## What is asked:
Pictures appear in the records below; write out everything else exactly.

[Figure record listings]

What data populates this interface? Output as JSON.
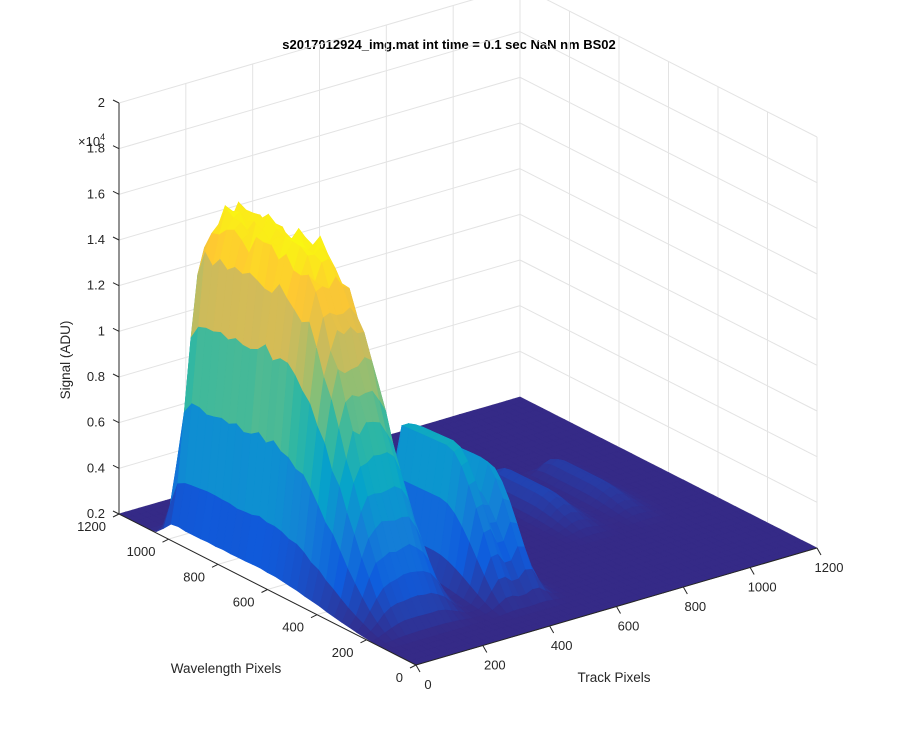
{
  "chart_data": {
    "type": "surface3d",
    "title": "s2017012924_img.mat int time = 0.1 sec  NaN nm BS02",
    "xlabel": "Track Pixels",
    "ylabel": "Wavelength Pixels",
    "zlabel": "Signal (ADU)",
    "z_exponent_label": "×10",
    "z_exponent_power": "4",
    "xlim": [
      0,
      1200
    ],
    "ylim": [
      0,
      1200
    ],
    "zlim": [
      0.2,
      2
    ],
    "x_ticks": [
      "0",
      "200",
      "400",
      "600",
      "800",
      "1000",
      "1200"
    ],
    "y_ticks": [
      "0",
      "200",
      "400",
      "600",
      "800",
      "1000",
      "1200"
    ],
    "z_ticks": [
      "0.2",
      "0.4",
      "0.6",
      "0.8",
      "1",
      "1.2",
      "1.4",
      "1.6",
      "1.8",
      "2"
    ],
    "z_unit_scale": 10000,
    "grid": true,
    "colormap": "parula",
    "colormap_colors": [
      "#352a87",
      "#0f5cdd",
      "#1481d6",
      "#06a4ca",
      "#2eb7a4",
      "#87bf77",
      "#d1bb59",
      "#fec832",
      "#f9fb0e"
    ],
    "peaks": [
      {
        "track_center": 150,
        "track_width": 120,
        "wavelength_start": 120,
        "wavelength_end": 1050,
        "max_signal": 1.62
      },
      {
        "track_center": 390,
        "track_width": 45,
        "wavelength_start": 100,
        "wavelength_end": 620,
        "max_signal": 0.82
      },
      {
        "track_center": 470,
        "track_width": 40,
        "wavelength_start": 100,
        "wavelength_end": 560,
        "max_signal": 0.72
      },
      {
        "track_center": 820,
        "track_width": 50,
        "wavelength_start": 350,
        "wavelength_end": 800,
        "max_signal": 0.3
      },
      {
        "track_center": 980,
        "track_width": 45,
        "wavelength_start": 350,
        "wavelength_end": 800,
        "max_signal": 0.27
      }
    ],
    "baseline_signal": 0.2
  }
}
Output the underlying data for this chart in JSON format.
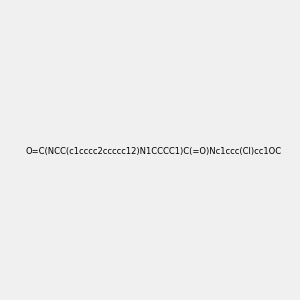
{
  "smiles": "O=C(NCC(c1cccc2ccccc12)N1CCCC1)C(=O)Nc1ccc(Cl)cc1OC",
  "image_size": 300,
  "background_color": "#f0f0f0",
  "bond_color": "#1a1a1a",
  "atom_colors": {
    "N": "#0000ff",
    "O": "#ff0000",
    "Cl": "#00aa00",
    "C": "#1a1a1a",
    "H": "#888888"
  }
}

## Problem solution:
What data populates this interface? Output as JSON.
{
  "chart_data": {
    "type": "surface3d",
    "title": "s2017012924_img.mat int time = 0.1 sec  NaN nm BS02",
    "xlabel": "Track Pixels",
    "ylabel": "Wavelength Pixels",
    "zlabel": "Signal (ADU)",
    "z_exponent_label": "×10",
    "z_exponent_power": "4",
    "xlim": [
      0,
      1200
    ],
    "ylim": [
      0,
      1200
    ],
    "zlim": [
      0.2,
      2
    ],
    "x_ticks": [
      "0",
      "200",
      "400",
      "600",
      "800",
      "1000",
      "1200"
    ],
    "y_ticks": [
      "0",
      "200",
      "400",
      "600",
      "800",
      "1000",
      "1200"
    ],
    "z_ticks": [
      "0.2",
      "0.4",
      "0.6",
      "0.8",
      "1",
      "1.2",
      "1.4",
      "1.6",
      "1.8",
      "2"
    ],
    "z_unit_scale": 10000,
    "grid": true,
    "colormap": "parula",
    "colormap_colors": [
      "#352a87",
      "#0f5cdd",
      "#1481d6",
      "#06a4ca",
      "#2eb7a4",
      "#87bf77",
      "#d1bb59",
      "#fec832",
      "#f9fb0e"
    ],
    "peaks": [
      {
        "track_center": 150,
        "track_width": 120,
        "wavelength_start": 120,
        "wavelength_end": 1050,
        "max_signal": 1.62
      },
      {
        "track_center": 390,
        "track_width": 45,
        "wavelength_start": 100,
        "wavelength_end": 620,
        "max_signal": 0.82
      },
      {
        "track_center": 470,
        "track_width": 40,
        "wavelength_start": 100,
        "wavelength_end": 560,
        "max_signal": 0.72
      },
      {
        "track_center": 820,
        "track_width": 50,
        "wavelength_start": 350,
        "wavelength_end": 800,
        "max_signal": 0.3
      },
      {
        "track_center": 980,
        "track_width": 45,
        "wavelength_start": 350,
        "wavelength_end": 800,
        "max_signal": 0.27
      }
    ],
    "baseline_signal": 0.2
  }
}
Output the underlying data for this chart in JSON format.
{
  "smiles": "O=C(NCC(c1cccc2ccccc12)N1CCCC1)C(=O)Nc1ccc(Cl)cc1OC",
  "image_size": 300,
  "background_color": "#f0f0f0",
  "bond_color": "#1a1a1a",
  "atom_colors": {
    "N": "#0000ff",
    "O": "#ff0000",
    "Cl": "#00aa00",
    "C": "#1a1a1a",
    "H": "#888888"
  }
}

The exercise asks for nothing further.